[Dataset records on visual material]
■ ■ ■
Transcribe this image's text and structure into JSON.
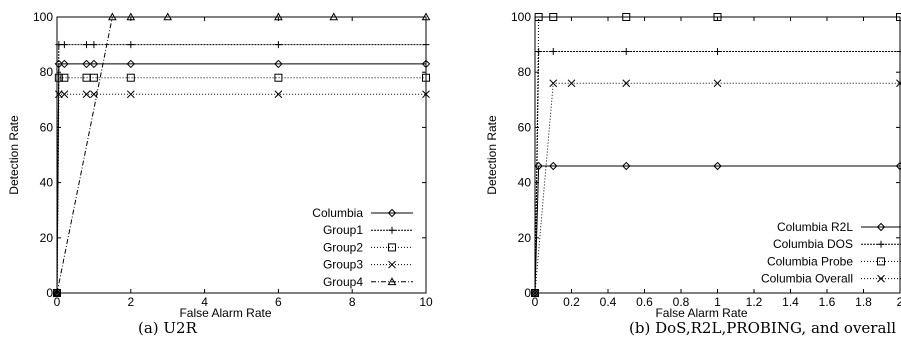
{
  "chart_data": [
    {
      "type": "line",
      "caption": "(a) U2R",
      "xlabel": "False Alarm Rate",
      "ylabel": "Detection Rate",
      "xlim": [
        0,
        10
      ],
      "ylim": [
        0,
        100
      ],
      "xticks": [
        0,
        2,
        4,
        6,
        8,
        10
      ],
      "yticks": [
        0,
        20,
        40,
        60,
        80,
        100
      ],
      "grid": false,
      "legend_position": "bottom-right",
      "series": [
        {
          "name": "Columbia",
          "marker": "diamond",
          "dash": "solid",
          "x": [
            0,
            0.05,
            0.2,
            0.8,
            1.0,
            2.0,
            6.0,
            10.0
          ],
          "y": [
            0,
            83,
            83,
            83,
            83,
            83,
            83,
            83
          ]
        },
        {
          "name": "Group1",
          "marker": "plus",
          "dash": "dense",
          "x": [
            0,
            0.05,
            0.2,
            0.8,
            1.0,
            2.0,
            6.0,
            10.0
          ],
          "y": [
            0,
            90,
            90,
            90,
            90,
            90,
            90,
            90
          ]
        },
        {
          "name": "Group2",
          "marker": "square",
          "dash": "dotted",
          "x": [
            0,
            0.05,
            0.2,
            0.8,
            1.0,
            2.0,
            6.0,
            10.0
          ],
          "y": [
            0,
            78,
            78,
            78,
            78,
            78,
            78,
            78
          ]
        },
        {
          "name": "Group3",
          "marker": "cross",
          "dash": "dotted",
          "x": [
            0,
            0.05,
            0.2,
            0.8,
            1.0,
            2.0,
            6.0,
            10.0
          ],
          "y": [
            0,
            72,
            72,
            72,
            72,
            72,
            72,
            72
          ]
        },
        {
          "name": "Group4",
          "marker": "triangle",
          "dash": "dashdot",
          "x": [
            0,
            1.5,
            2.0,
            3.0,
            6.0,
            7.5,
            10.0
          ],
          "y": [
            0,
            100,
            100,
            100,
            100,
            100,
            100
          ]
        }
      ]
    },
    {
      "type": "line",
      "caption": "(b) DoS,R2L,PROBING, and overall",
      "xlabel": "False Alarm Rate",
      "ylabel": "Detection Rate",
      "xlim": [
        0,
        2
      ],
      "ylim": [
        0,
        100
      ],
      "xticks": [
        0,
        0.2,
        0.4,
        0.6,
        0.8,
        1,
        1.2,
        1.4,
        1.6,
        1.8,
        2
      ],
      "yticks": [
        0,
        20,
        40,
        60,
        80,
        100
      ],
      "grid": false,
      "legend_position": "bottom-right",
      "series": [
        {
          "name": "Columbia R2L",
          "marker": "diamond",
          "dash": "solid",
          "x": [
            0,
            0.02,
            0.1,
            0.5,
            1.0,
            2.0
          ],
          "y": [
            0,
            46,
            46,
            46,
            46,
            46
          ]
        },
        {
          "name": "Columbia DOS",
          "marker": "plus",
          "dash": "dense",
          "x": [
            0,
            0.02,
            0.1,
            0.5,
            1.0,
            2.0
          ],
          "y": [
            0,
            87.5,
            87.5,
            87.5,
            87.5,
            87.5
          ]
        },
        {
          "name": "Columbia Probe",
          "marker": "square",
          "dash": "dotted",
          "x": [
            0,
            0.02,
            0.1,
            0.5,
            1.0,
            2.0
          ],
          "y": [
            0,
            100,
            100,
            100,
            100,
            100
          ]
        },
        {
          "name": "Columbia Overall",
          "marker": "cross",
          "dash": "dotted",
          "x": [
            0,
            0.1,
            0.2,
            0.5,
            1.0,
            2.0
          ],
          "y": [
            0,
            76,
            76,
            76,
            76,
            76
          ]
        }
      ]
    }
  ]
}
■ ■ ■
**Exercise aim:**
Transcribe the full listing above exactly, with the images removed.

**Final answer:**
Transcribe this image's text and structure into JSON.
{
  "chart_data": [
    {
      "type": "line",
      "caption": "(a) U2R",
      "xlabel": "False Alarm Rate",
      "ylabel": "Detection Rate",
      "xlim": [
        0,
        10
      ],
      "ylim": [
        0,
        100
      ],
      "xticks": [
        0,
        2,
        4,
        6,
        8,
        10
      ],
      "yticks": [
        0,
        20,
        40,
        60,
        80,
        100
      ],
      "grid": false,
      "legend_position": "bottom-right",
      "series": [
        {
          "name": "Columbia",
          "marker": "diamond",
          "dash": "solid",
          "x": [
            0,
            0.05,
            0.2,
            0.8,
            1.0,
            2.0,
            6.0,
            10.0
          ],
          "y": [
            0,
            83,
            83,
            83,
            83,
            83,
            83,
            83
          ]
        },
        {
          "name": "Group1",
          "marker": "plus",
          "dash": "dense",
          "x": [
            0,
            0.05,
            0.2,
            0.8,
            1.0,
            2.0,
            6.0,
            10.0
          ],
          "y": [
            0,
            90,
            90,
            90,
            90,
            90,
            90,
            90
          ]
        },
        {
          "name": "Group2",
          "marker": "square",
          "dash": "dotted",
          "x": [
            0,
            0.05,
            0.2,
            0.8,
            1.0,
            2.0,
            6.0,
            10.0
          ],
          "y": [
            0,
            78,
            78,
            78,
            78,
            78,
            78,
            78
          ]
        },
        {
          "name": "Group3",
          "marker": "cross",
          "dash": "dotted",
          "x": [
            0,
            0.05,
            0.2,
            0.8,
            1.0,
            2.0,
            6.0,
            10.0
          ],
          "y": [
            0,
            72,
            72,
            72,
            72,
            72,
            72,
            72
          ]
        },
        {
          "name": "Group4",
          "marker": "triangle",
          "dash": "dashdot",
          "x": [
            0,
            1.5,
            2.0,
            3.0,
            6.0,
            7.5,
            10.0
          ],
          "y": [
            0,
            100,
            100,
            100,
            100,
            100,
            100
          ]
        }
      ]
    },
    {
      "type": "line",
      "caption": "(b) DoS,R2L,PROBING, and overall",
      "xlabel": "False Alarm Rate",
      "ylabel": "Detection Rate",
      "xlim": [
        0,
        2
      ],
      "ylim": [
        0,
        100
      ],
      "xticks": [
        0,
        0.2,
        0.4,
        0.6,
        0.8,
        1,
        1.2,
        1.4,
        1.6,
        1.8,
        2
      ],
      "yticks": [
        0,
        20,
        40,
        60,
        80,
        100
      ],
      "grid": false,
      "legend_position": "bottom-right",
      "series": [
        {
          "name": "Columbia R2L",
          "marker": "diamond",
          "dash": "solid",
          "x": [
            0,
            0.02,
            0.1,
            0.5,
            1.0,
            2.0
          ],
          "y": [
            0,
            46,
            46,
            46,
            46,
            46
          ]
        },
        {
          "name": "Columbia DOS",
          "marker": "plus",
          "dash": "dense",
          "x": [
            0,
            0.02,
            0.1,
            0.5,
            1.0,
            2.0
          ],
          "y": [
            0,
            87.5,
            87.5,
            87.5,
            87.5,
            87.5
          ]
        },
        {
          "name": "Columbia Probe",
          "marker": "square",
          "dash": "dotted",
          "x": [
            0,
            0.02,
            0.1,
            0.5,
            1.0,
            2.0
          ],
          "y": [
            0,
            100,
            100,
            100,
            100,
            100
          ]
        },
        {
          "name": "Columbia Overall",
          "marker": "cross",
          "dash": "dotted",
          "x": [
            0,
            0.1,
            0.2,
            0.5,
            1.0,
            2.0
          ],
          "y": [
            0,
            76,
            76,
            76,
            76,
            76
          ]
        }
      ]
    }
  ]
}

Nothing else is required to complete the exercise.